» EXERCISE BRIEF:
Write the material out again exactly as it stands.

Source data:
══════

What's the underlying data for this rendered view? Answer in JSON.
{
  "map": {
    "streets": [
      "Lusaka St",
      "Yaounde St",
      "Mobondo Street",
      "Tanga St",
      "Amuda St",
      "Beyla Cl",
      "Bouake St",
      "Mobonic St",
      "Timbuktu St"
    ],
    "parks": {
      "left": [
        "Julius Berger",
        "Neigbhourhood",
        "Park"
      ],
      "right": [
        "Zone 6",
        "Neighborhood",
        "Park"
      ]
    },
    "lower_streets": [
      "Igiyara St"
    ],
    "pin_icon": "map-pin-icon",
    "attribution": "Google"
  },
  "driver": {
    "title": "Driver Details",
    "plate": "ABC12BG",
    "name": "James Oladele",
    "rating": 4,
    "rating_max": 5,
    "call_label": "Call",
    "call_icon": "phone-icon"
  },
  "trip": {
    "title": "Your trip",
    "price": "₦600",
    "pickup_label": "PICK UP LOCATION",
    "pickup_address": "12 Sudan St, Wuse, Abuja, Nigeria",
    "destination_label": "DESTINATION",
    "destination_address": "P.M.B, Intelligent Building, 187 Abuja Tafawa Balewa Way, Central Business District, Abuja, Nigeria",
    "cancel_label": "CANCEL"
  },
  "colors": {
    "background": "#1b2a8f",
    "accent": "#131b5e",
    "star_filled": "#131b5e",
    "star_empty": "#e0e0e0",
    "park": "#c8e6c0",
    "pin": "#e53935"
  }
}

══════

» REPLY TO THE TASK:
What's the underlying data for this rendered view? Answer in JSON.
{
  "map": {
    "streets": [
      "Lusaka St",
      "Yaounde St",
      "Mobondo Street",
      "Tanga St",
      "Amuda St",
      "Beyla Cl",
      "Bouake St",
      "Mobonic St",
      "Timbuktu St"
    ],
    "parks": {
      "left": [
        "Julius Berger",
        "Neigbhourhood",
        "Park"
      ],
      "right": [
        "Zone 6",
        "Neighborhood",
        "Park"
      ]
    },
    "lower_streets": [
      "Igiyara St"
    ],
    "pin_icon": "map-pin-icon",
    "attribution": "Google"
  },
  "driver": {
    "title": "Driver Details",
    "plate": "ABC12BG",
    "name": "James Oladele",
    "rating": 4,
    "rating_max": 5,
    "call_label": "Call",
    "call_icon": "phone-icon"
  },
  "trip": {
    "title": "Your trip",
    "price": "₦600",
    "pickup_label": "PICK UP LOCATION",
    "pickup_address": "12 Sudan St, Wuse, Abuja, Nigeria",
    "destination_label": "DESTINATION",
    "destination_address": "P.M.B, Intelligent Building, 187 Abuja Tafawa Balewa Way, Central Business District, Abuja, Nigeria",
    "cancel_label": "CANCEL"
  },
  "colors": {
    "background": "#1b2a8f",
    "accent": "#131b5e",
    "star_filled": "#131b5e",
    "star_empty": "#e0e0e0",
    "park": "#c8e6c0",
    "pin": "#e53935"
  }
}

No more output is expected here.